- [Written task]: Transcribe the lines below exactly as they appear.

Data listing:
□ □ □ □

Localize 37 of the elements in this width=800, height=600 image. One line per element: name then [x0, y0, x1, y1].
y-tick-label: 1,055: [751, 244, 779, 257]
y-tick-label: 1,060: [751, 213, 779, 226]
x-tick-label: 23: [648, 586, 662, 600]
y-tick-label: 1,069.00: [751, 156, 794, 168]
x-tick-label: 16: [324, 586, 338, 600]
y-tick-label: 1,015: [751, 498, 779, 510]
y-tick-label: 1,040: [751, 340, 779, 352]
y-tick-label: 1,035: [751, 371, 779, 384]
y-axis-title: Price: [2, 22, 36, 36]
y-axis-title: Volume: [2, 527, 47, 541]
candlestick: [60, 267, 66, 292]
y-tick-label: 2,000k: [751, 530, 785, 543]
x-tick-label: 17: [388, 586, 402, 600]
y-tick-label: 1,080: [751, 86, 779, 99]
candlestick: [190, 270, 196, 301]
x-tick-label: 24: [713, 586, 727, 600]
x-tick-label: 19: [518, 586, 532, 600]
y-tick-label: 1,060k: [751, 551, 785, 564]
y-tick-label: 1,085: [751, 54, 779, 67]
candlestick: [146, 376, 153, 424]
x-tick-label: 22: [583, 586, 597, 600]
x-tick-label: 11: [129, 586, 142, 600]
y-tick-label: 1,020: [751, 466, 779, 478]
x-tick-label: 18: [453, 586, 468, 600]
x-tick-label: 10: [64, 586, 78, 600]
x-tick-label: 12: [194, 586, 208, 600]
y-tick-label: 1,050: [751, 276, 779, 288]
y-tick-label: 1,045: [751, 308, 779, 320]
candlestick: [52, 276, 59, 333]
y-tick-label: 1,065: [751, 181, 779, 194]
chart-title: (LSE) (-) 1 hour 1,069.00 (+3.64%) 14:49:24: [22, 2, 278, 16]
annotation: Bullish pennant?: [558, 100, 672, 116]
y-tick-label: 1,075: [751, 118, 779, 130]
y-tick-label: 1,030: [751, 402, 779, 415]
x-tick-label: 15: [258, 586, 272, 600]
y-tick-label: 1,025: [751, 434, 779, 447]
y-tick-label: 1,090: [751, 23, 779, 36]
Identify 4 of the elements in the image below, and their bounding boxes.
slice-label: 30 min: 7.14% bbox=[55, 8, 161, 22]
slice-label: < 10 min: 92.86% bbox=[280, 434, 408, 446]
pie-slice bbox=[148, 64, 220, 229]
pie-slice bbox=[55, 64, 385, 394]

□ □ □ □

- [Exercise answer]:
Localize 37 of the elements in this width=800, height=600 image. One line per element: name then [x0, y0, x1, y1].
y-tick-label: 1,055: [751, 244, 779, 257]
y-tick-label: 1,060: [751, 213, 779, 226]
x-tick-label: 23: [648, 586, 662, 600]
y-tick-label: 1,069.00: [751, 156, 794, 168]
x-tick-label: 16: [324, 586, 338, 600]
y-tick-label: 1,015: [751, 498, 779, 510]
y-tick-label: 1,040: [751, 340, 779, 352]
y-tick-label: 1,035: [751, 371, 779, 384]
y-axis-title: Price: [2, 22, 36, 36]
y-axis-title: Volume: [2, 527, 47, 541]
candlestick: [60, 267, 66, 292]
y-tick-label: 2,000k: [751, 530, 785, 543]
x-tick-label: 17: [388, 586, 402, 600]
y-tick-label: 1,080: [751, 86, 779, 99]
candlestick: [190, 270, 196, 301]
x-tick-label: 24: [713, 586, 727, 600]
x-tick-label: 19: [518, 586, 532, 600]
y-tick-label: 1,060k: [751, 551, 785, 564]
y-tick-label: 1,085: [751, 54, 779, 67]
candlestick: [146, 376, 153, 424]
x-tick-label: 22: [583, 586, 597, 600]
x-tick-label: 11: [129, 586, 142, 600]
y-tick-label: 1,020: [751, 466, 779, 478]
x-tick-label: 18: [453, 586, 468, 600]
x-tick-label: 10: [64, 586, 78, 600]
x-tick-label: 12: [194, 586, 208, 600]
y-tick-label: 1,050: [751, 276, 779, 288]
y-tick-label: 1,045: [751, 308, 779, 320]
candlestick: [52, 276, 59, 333]
y-tick-label: 1,065: [751, 181, 779, 194]
chart-title: (LSE) (-) 1 hour 1,069.00 (+3.64%) 14:49:24: [22, 2, 278, 16]
annotation: Bullish pennant?: [558, 100, 672, 116]
y-tick-label: 1,075: [751, 118, 779, 130]
y-tick-label: 1,030: [751, 402, 779, 415]
x-tick-label: 15: [258, 586, 272, 600]
y-tick-label: 1,025: [751, 434, 779, 447]
y-tick-label: 1,090: [751, 23, 779, 36]
Identify 4 of the elements in the image below, and their bounding boxes.
slice-label: 30 min: 7.14% bbox=[55, 8, 161, 22]
slice-label: < 10 min: 92.86% bbox=[280, 434, 408, 446]
pie-slice bbox=[148, 64, 220, 229]
pie-slice bbox=[55, 64, 385, 394]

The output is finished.